>> Begin Information shown

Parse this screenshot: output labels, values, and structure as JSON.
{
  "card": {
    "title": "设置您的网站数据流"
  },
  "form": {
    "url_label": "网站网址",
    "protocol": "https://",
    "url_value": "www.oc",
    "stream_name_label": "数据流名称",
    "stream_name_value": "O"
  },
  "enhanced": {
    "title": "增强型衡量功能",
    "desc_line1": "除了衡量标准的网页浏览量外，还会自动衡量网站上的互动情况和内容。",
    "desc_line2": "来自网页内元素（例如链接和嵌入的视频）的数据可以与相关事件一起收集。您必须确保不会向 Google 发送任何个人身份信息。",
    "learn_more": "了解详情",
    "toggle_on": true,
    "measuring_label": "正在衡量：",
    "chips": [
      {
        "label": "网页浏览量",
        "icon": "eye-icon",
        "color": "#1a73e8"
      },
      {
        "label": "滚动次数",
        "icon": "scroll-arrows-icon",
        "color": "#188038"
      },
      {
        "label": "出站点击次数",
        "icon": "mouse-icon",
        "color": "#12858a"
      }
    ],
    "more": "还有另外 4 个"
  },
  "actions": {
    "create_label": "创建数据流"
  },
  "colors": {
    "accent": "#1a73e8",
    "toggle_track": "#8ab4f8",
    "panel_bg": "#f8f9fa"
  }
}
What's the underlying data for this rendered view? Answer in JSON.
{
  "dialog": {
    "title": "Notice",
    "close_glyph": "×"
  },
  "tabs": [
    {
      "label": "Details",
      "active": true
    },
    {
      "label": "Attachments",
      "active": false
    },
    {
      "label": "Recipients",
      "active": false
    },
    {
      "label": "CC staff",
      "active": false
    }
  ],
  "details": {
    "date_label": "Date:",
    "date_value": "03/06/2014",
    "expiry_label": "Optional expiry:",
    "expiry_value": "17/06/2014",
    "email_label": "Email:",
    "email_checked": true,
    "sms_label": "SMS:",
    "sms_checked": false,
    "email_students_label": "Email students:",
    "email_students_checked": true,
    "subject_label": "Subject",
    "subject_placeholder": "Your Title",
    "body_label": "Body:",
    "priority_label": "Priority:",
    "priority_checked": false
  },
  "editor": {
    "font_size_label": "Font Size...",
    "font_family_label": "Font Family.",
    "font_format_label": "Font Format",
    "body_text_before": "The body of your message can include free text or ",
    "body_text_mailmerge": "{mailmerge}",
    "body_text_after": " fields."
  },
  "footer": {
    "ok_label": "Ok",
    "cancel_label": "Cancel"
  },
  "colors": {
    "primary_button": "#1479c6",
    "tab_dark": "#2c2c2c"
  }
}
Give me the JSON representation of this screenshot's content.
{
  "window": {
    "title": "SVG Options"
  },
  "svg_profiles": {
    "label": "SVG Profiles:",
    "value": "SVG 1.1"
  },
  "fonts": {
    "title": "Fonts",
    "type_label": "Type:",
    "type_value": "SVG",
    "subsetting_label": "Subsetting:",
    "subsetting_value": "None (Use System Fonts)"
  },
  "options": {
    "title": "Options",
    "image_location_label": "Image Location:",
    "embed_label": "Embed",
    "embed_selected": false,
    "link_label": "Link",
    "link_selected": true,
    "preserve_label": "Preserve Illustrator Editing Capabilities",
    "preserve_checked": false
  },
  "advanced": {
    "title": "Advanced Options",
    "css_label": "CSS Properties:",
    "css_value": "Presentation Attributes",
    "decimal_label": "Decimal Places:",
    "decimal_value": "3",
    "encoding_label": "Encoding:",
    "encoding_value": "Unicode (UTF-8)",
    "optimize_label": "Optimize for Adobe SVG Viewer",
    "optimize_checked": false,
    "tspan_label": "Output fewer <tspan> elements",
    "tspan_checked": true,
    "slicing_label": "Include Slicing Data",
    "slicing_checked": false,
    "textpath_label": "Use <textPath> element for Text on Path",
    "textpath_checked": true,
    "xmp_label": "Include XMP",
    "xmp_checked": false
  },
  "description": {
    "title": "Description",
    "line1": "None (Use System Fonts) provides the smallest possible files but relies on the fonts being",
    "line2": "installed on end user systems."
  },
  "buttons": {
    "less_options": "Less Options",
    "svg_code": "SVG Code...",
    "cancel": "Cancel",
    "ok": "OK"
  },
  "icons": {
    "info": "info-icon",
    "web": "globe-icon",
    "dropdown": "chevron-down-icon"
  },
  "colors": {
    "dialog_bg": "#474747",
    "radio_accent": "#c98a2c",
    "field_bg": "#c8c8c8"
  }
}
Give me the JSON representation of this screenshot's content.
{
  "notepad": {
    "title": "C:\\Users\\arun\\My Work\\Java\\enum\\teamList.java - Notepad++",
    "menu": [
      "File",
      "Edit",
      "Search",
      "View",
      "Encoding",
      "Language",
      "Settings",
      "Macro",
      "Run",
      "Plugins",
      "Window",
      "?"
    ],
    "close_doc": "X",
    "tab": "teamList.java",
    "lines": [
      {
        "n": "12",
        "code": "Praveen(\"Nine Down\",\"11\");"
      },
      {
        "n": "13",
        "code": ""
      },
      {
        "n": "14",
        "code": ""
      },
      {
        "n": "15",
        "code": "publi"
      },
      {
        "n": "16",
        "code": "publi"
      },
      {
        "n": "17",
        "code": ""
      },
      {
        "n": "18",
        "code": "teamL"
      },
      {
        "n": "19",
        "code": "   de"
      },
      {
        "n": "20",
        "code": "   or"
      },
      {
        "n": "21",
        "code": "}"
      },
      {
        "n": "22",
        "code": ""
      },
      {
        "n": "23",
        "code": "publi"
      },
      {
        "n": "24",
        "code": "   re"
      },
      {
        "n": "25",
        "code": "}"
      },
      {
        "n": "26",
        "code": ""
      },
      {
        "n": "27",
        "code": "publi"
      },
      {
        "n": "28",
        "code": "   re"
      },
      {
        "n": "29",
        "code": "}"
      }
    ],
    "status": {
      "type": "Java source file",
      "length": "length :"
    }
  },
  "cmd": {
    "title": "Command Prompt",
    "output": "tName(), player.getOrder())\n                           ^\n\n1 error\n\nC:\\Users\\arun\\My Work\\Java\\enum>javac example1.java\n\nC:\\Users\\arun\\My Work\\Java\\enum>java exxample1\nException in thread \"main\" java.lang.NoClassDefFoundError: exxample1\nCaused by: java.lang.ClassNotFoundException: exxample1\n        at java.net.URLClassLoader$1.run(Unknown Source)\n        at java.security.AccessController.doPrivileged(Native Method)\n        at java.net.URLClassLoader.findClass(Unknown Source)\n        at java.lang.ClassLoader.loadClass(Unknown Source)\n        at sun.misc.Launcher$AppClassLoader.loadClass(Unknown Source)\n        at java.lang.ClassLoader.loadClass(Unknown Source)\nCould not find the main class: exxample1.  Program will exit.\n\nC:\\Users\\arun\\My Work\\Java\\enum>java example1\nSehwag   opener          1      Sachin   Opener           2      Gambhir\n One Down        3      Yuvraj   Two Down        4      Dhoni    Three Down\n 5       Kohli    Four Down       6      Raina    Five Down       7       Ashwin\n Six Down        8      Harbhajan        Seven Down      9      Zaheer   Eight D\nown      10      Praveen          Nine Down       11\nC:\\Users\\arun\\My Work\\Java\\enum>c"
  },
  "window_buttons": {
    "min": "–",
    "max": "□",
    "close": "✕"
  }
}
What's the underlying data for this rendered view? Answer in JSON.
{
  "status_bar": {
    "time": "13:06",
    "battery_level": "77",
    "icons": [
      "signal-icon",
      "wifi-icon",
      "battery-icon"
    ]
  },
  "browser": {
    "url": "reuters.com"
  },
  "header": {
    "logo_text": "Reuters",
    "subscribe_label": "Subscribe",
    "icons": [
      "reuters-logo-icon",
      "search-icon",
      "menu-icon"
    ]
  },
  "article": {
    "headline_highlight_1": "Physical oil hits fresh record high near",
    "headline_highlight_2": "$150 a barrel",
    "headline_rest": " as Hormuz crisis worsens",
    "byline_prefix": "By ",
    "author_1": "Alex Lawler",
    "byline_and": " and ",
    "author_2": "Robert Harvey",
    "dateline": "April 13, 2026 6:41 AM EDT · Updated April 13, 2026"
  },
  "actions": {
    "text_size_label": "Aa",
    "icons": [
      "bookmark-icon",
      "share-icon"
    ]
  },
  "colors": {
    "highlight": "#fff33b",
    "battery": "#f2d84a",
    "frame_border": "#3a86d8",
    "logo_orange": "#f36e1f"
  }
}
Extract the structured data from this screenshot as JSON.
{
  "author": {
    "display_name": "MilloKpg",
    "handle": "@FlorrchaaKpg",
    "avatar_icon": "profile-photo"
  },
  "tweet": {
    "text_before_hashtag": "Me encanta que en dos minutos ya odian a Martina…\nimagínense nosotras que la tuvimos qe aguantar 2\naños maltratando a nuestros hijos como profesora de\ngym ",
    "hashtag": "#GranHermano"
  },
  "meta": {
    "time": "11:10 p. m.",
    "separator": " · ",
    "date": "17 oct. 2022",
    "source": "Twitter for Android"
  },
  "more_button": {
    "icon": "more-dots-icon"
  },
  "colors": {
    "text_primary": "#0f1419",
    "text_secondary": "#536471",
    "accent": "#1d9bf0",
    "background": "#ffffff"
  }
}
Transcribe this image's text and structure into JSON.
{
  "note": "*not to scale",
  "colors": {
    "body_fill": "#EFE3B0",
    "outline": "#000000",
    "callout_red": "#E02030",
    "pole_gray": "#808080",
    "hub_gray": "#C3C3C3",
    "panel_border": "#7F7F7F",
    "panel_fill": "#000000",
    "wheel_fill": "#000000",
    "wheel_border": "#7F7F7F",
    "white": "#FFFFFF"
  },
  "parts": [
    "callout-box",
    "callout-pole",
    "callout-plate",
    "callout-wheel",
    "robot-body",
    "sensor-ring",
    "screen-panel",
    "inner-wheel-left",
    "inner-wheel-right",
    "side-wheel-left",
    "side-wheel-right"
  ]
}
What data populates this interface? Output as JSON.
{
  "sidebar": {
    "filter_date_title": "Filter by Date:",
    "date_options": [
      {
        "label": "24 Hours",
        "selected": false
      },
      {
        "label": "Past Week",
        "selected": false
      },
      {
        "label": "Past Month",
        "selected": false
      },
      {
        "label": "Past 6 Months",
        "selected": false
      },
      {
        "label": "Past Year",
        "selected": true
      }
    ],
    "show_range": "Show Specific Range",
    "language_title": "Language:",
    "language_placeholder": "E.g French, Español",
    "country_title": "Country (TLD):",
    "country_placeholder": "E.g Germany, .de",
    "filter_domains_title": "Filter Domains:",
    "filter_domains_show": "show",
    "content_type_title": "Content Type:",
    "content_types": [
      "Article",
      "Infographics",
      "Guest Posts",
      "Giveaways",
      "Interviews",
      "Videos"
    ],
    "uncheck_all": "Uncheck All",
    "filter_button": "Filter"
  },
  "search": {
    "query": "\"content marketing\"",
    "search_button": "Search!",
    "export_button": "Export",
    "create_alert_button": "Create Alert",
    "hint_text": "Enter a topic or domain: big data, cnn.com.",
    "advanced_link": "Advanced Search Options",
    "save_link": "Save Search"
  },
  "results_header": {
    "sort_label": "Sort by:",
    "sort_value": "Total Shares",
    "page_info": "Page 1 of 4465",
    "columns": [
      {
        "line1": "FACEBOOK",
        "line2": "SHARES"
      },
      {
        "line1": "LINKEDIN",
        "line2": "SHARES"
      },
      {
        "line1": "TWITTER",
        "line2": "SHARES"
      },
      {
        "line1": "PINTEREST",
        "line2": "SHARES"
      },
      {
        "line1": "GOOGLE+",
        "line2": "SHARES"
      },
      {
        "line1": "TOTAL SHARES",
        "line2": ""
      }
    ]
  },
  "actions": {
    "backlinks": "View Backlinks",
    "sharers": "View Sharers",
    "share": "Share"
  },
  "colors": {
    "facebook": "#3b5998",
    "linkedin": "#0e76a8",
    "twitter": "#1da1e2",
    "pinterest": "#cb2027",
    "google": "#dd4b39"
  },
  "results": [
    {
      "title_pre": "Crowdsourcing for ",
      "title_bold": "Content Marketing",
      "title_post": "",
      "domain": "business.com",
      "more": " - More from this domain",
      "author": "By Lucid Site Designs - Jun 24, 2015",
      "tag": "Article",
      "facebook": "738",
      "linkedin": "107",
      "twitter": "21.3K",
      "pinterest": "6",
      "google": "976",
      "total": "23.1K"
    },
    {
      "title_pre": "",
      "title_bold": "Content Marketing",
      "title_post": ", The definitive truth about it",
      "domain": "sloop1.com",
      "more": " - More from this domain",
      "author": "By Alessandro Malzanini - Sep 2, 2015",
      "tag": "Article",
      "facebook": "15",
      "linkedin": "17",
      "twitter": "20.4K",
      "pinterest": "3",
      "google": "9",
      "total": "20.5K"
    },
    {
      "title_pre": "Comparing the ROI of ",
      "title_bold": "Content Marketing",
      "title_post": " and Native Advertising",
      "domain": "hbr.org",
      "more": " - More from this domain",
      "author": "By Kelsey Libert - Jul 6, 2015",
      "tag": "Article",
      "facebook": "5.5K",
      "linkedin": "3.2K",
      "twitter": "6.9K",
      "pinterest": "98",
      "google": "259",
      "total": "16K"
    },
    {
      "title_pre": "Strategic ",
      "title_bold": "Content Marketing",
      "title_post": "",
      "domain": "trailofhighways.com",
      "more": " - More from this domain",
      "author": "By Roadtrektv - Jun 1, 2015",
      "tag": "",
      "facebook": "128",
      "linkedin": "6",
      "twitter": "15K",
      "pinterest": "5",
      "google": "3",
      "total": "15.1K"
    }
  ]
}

>> End Information shown

**Work instructions:**
State the number of lines above that hold the string "teamList", with nothing added.

**Answer below:**
2